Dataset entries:
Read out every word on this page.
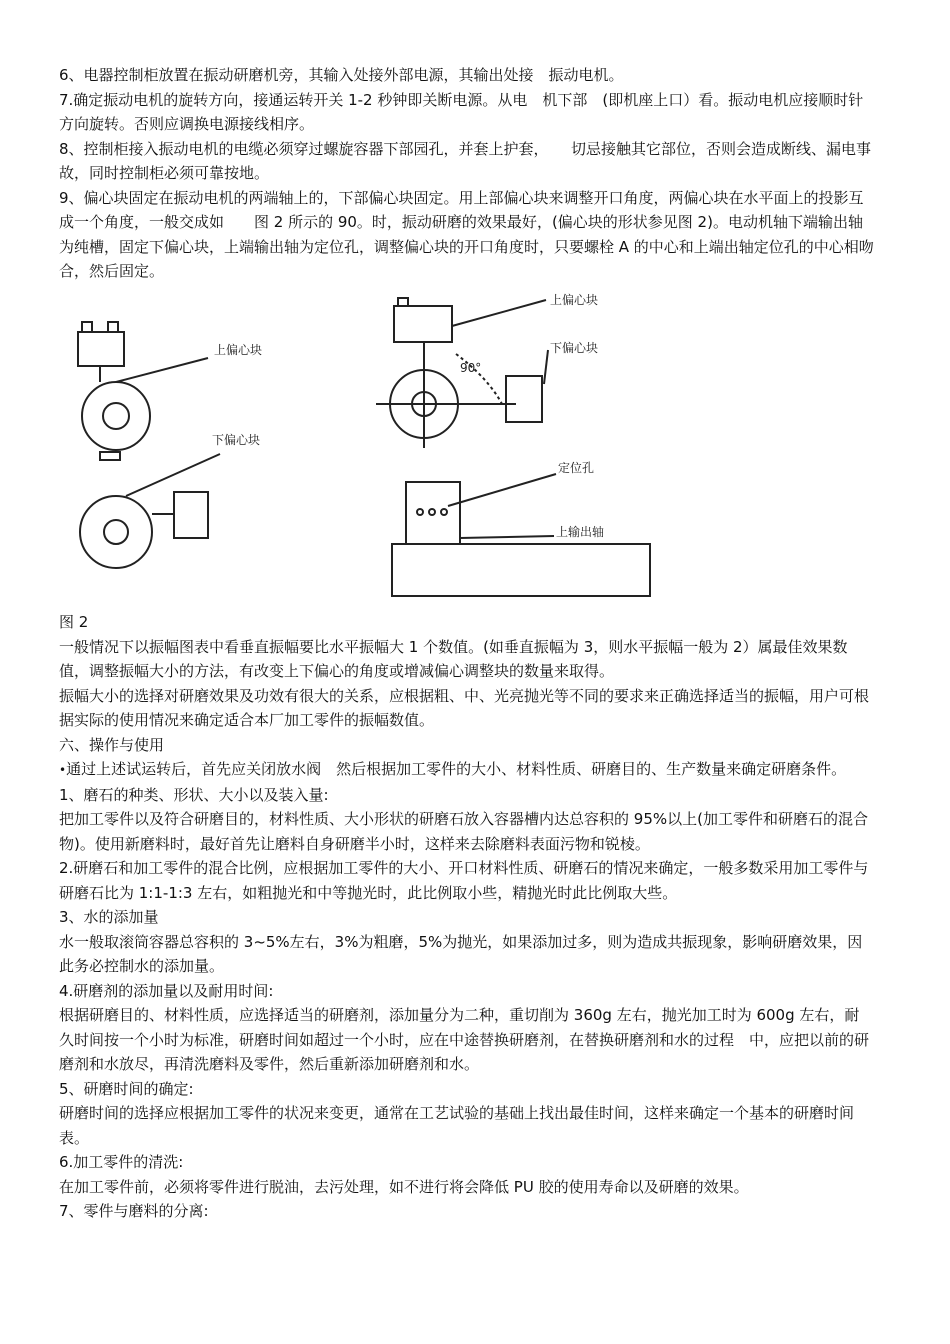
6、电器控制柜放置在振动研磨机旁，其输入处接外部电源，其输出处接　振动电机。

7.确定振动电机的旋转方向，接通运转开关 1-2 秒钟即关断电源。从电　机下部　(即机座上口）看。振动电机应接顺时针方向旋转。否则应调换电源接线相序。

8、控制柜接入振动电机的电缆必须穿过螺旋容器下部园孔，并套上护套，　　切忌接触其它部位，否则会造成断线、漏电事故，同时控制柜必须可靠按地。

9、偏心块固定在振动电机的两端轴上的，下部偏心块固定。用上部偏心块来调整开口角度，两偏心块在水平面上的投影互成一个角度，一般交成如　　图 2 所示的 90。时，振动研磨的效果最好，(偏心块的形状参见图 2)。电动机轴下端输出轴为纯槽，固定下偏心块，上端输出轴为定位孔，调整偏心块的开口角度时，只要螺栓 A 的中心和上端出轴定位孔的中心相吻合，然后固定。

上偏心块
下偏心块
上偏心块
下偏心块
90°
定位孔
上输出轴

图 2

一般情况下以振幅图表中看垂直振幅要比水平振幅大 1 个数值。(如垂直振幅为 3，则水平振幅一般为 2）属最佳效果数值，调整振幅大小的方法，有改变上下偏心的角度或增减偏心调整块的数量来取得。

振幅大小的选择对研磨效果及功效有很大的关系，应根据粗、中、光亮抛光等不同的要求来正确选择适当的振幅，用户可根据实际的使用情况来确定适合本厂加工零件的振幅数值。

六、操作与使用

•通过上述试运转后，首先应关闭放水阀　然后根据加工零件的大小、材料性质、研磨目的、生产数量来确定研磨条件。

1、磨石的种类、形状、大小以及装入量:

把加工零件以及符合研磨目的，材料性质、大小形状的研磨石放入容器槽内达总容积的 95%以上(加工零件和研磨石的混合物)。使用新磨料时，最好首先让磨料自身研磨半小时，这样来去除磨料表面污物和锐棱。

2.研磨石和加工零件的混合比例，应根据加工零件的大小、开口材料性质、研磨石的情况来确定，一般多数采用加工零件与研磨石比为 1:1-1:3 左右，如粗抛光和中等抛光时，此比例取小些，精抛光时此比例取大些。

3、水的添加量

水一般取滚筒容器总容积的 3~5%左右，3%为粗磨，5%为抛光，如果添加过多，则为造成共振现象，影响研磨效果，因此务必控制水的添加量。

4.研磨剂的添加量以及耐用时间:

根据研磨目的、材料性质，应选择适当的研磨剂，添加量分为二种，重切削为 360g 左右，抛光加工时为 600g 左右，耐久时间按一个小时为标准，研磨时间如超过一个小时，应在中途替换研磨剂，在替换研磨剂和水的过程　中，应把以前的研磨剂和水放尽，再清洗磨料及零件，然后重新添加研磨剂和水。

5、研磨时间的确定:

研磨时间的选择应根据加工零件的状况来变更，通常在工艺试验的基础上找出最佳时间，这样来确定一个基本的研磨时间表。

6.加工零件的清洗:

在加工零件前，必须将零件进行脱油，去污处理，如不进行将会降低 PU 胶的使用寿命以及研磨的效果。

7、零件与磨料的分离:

OBJECTIVE: Copy out all the data without changing anything, and drop the pictures.

OUTPUT FOR THIS TASK:
Read out every word on this page.
6、电器控制柜放置在振动研磨机旁，其输入处接外部电源，其输出处接　振动电机。

7.确定振动电机的旋转方向，接通运转开关 1-2 秒钟即关断电源。从电　机下部　(即机座上口）看。振动电机应接顺时针方向旋转。否则应调换电源接线相序。

8、控制柜接入振动电机的电缆必须穿过螺旋容器下部园孔，并套上护套，　　切忌接触其它部位，否则会造成断线、漏电事故，同时控制柜必须可靠按地。

9、偏心块固定在振动电机的两端轴上的，下部偏心块固定。用上部偏心块来调整开口角度，两偏心块在水平面上的投影互成一个角度，一般交成如　　图 2 所示的 90。时，振动研磨的效果最好，(偏心块的形状参见图 2)。电动机轴下端输出轴为纯槽，固定下偏心块，上端输出轴为定位孔，调整偏心块的开口角度时，只要螺栓 A 的中心和上端出轴定位孔的中心相吻合，然后固定。

上偏心块
下偏心块
上偏心块
下偏心块
90°
定位孔
上输出轴

图 2

一般情况下以振幅图表中看垂直振幅要比水平振幅大 1 个数值。(如垂直振幅为 3，则水平振幅一般为 2）属最佳效果数值，调整振幅大小的方法，有改变上下偏心的角度或增减偏心调整块的数量来取得。

振幅大小的选择对研磨效果及功效有很大的关系，应根据粗、中、光亮抛光等不同的要求来正确选择适当的振幅，用户可根据实际的使用情况来确定适合本厂加工零件的振幅数值。

六、操作与使用

•通过上述试运转后，首先应关闭放水阀　然后根据加工零件的大小、材料性质、研磨目的、生产数量来确定研磨条件。

1、磨石的种类、形状、大小以及装入量:

把加工零件以及符合研磨目的，材料性质、大小形状的研磨石放入容器槽内达总容积的 95%以上(加工零件和研磨石的混合物)。使用新磨料时，最好首先让磨料自身研磨半小时，这样来去除磨料表面污物和锐棱。

2.研磨石和加工零件的混合比例，应根据加工零件的大小、开口材料性质、研磨石的情况来确定，一般多数采用加工零件与研磨石比为 1:1-1:3 左右，如粗抛光和中等抛光时，此比例取小些，精抛光时此比例取大些。

3、水的添加量

水一般取滚筒容器总容积的 3~5%左右，3%为粗磨，5%为抛光，如果添加过多，则为造成共振现象，影响研磨效果，因此务必控制水的添加量。

4.研磨剂的添加量以及耐用时间:

根据研磨目的、材料性质，应选择适当的研磨剂，添加量分为二种，重切削为 360g 左右，抛光加工时为 600g 左右，耐久时间按一个小时为标准，研磨时间如超过一个小时，应在中途替换研磨剂，在替换研磨剂和水的过程　中，应把以前的研磨剂和水放尽，再清洗磨料及零件，然后重新添加研磨剂和水。

5、研磨时间的确定:

研磨时间的选择应根据加工零件的状况来变更，通常在工艺试验的基础上找出最佳时间，这样来确定一个基本的研磨时间表。

6.加工零件的清洗:

在加工零件前，必须将零件进行脱油，去污处理，如不进行将会降低 PU 胶的使用寿命以及研磨的效果。

7、零件与磨料的分离:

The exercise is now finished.